* Set task
Gather all lines in the records below that include the word "Blog".

* Records for this task
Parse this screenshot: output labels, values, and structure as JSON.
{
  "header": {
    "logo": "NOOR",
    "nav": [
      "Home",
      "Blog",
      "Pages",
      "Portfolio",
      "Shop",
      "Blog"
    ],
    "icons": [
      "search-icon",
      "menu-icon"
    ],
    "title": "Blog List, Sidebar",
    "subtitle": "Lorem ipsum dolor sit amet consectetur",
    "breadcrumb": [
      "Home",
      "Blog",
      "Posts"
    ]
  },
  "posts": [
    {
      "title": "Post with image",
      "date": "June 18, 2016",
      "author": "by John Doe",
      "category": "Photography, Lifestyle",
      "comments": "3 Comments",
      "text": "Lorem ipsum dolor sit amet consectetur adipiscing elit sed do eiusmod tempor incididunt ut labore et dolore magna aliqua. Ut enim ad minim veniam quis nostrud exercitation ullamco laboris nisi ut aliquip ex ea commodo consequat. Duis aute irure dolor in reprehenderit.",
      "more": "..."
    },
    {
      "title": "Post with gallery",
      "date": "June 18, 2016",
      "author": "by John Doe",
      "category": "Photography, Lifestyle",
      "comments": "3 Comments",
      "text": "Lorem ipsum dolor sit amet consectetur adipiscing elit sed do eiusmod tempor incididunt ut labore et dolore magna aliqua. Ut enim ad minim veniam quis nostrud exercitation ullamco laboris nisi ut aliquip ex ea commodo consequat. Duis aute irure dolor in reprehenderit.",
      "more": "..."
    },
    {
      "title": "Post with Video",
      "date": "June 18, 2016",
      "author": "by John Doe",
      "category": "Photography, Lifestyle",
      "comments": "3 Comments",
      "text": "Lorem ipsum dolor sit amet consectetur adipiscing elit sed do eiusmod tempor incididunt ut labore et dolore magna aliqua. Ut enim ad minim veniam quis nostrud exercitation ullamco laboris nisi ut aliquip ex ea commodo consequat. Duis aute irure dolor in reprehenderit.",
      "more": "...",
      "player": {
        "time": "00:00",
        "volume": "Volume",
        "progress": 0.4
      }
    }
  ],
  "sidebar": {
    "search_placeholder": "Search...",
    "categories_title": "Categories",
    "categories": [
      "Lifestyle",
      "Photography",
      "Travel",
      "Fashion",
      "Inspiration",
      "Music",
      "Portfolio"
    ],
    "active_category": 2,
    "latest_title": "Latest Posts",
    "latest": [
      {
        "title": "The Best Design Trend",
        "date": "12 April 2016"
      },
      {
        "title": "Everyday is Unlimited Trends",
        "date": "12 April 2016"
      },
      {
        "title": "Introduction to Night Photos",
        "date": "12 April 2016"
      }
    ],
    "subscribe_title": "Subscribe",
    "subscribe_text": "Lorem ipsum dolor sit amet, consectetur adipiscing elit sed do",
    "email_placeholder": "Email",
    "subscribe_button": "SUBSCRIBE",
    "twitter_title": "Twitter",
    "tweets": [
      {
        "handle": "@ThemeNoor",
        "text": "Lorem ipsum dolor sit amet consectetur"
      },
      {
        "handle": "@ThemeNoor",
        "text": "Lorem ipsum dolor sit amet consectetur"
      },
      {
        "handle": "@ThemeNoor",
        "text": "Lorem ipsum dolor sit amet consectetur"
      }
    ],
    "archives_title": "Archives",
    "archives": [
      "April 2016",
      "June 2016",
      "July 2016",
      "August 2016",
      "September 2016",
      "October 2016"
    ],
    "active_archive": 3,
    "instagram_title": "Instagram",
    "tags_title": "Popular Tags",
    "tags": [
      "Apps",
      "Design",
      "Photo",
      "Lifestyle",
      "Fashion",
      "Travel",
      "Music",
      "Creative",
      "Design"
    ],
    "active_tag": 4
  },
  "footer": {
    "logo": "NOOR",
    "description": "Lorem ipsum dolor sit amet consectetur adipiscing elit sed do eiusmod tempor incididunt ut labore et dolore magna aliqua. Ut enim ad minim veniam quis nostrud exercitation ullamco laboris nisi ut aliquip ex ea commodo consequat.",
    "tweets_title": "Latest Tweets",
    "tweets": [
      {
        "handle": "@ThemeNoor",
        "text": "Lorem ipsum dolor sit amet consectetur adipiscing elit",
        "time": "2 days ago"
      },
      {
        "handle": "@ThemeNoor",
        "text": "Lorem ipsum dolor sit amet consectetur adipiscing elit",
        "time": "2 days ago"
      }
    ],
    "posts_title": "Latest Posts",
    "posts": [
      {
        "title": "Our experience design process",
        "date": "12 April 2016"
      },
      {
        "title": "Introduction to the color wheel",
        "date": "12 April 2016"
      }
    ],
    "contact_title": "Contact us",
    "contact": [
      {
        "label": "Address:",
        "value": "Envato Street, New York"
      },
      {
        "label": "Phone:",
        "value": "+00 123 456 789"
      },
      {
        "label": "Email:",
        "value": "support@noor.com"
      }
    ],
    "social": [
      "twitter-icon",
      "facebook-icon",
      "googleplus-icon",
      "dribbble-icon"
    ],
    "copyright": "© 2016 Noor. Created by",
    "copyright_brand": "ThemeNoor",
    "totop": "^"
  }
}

* Output of the task
      "Blog",
      "Blog"
    "title": "Blog List, Sidebar",
      "Blog",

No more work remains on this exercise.